Dataset items
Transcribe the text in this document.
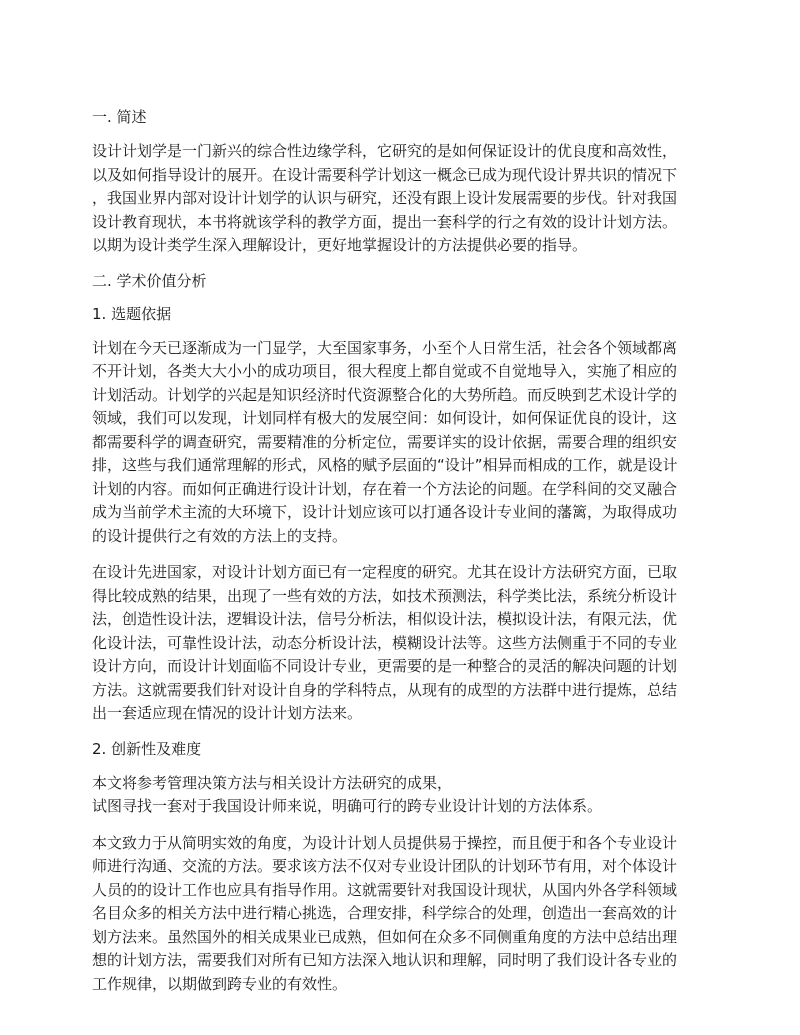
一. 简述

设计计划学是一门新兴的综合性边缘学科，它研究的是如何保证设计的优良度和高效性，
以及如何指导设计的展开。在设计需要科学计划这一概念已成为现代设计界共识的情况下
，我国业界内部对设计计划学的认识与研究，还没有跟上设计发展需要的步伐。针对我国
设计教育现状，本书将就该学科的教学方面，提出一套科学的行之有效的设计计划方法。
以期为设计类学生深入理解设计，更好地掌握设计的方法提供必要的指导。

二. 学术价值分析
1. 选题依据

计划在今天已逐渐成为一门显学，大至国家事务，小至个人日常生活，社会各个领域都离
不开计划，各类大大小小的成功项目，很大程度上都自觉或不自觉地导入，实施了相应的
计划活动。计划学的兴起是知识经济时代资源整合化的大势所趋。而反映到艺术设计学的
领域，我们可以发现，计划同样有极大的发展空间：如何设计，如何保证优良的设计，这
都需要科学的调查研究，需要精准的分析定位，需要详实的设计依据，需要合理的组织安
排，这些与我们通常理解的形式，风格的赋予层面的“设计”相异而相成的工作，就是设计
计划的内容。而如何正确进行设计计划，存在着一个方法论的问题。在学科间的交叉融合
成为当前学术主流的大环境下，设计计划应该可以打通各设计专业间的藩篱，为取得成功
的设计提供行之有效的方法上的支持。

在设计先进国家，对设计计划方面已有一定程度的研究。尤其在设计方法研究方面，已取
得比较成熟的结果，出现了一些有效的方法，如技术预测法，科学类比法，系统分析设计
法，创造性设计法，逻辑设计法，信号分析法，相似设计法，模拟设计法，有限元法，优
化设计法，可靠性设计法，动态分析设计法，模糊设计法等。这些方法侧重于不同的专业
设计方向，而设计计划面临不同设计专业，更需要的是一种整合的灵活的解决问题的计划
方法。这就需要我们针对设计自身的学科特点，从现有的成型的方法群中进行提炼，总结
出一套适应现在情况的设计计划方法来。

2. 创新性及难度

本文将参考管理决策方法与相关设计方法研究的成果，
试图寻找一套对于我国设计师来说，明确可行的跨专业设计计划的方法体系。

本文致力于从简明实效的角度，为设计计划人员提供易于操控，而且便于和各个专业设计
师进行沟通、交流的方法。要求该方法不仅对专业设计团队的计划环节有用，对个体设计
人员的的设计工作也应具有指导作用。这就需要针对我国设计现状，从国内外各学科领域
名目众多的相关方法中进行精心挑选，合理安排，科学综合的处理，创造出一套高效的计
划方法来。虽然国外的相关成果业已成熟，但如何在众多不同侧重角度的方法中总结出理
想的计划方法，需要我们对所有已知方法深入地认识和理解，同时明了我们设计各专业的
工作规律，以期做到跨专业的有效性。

## GIVEN TASK
Your copy should match the entries exactly, minus the pictures.

## RIGHT ANSWER
Transcribe the text in this document.
一. 简述

设计计划学是一门新兴的综合性边缘学科，它研究的是如何保证设计的优良度和高效性，
以及如何指导设计的展开。在设计需要科学计划这一概念已成为现代设计界共识的情况下
，我国业界内部对设计计划学的认识与研究，还没有跟上设计发展需要的步伐。针对我国
设计教育现状，本书将就该学科的教学方面，提出一套科学的行之有效的设计计划方法。
以期为设计类学生深入理解设计，更好地掌握设计的方法提供必要的指导。

二. 学术价值分析
1. 选题依据

计划在今天已逐渐成为一门显学，大至国家事务，小至个人日常生活，社会各个领域都离
不开计划，各类大大小小的成功项目，很大程度上都自觉或不自觉地导入，实施了相应的
计划活动。计划学的兴起是知识经济时代资源整合化的大势所趋。而反映到艺术设计学的
领域，我们可以发现，计划同样有极大的发展空间：如何设计，如何保证优良的设计，这
都需要科学的调查研究，需要精准的分析定位，需要详实的设计依据，需要合理的组织安
排，这些与我们通常理解的形式，风格的赋予层面的“设计”相异而相成的工作，就是设计
计划的内容。而如何正确进行设计计划，存在着一个方法论的问题。在学科间的交叉融合
成为当前学术主流的大环境下，设计计划应该可以打通各设计专业间的藩篱，为取得成功
的设计提供行之有效的方法上的支持。

在设计先进国家，对设计计划方面已有一定程度的研究。尤其在设计方法研究方面，已取
得比较成熟的结果，出现了一些有效的方法，如技术预测法，科学类比法，系统分析设计
法，创造性设计法，逻辑设计法，信号分析法，相似设计法，模拟设计法，有限元法，优
化设计法，可靠性设计法，动态分析设计法，模糊设计法等。这些方法侧重于不同的专业
设计方向，而设计计划面临不同设计专业，更需要的是一种整合的灵活的解决问题的计划
方法。这就需要我们针对设计自身的学科特点，从现有的成型的方法群中进行提炼，总结
出一套适应现在情况的设计计划方法来。

2. 创新性及难度

本文将参考管理决策方法与相关设计方法研究的成果，
试图寻找一套对于我国设计师来说，明确可行的跨专业设计计划的方法体系。

本文致力于从简明实效的角度，为设计计划人员提供易于操控，而且便于和各个专业设计
师进行沟通、交流的方法。要求该方法不仅对专业设计团队的计划环节有用，对个体设计
人员的的设计工作也应具有指导作用。这就需要针对我国设计现状，从国内外各学科领域
名目众多的相关方法中进行精心挑选，合理安排，科学综合的处理，创造出一套高效的计
划方法来。虽然国外的相关成果业已成熟，但如何在众多不同侧重角度的方法中总结出理
想的计划方法，需要我们对所有已知方法深入地认识和理解，同时明了我们设计各专业的
工作规律，以期做到跨专业的有效性。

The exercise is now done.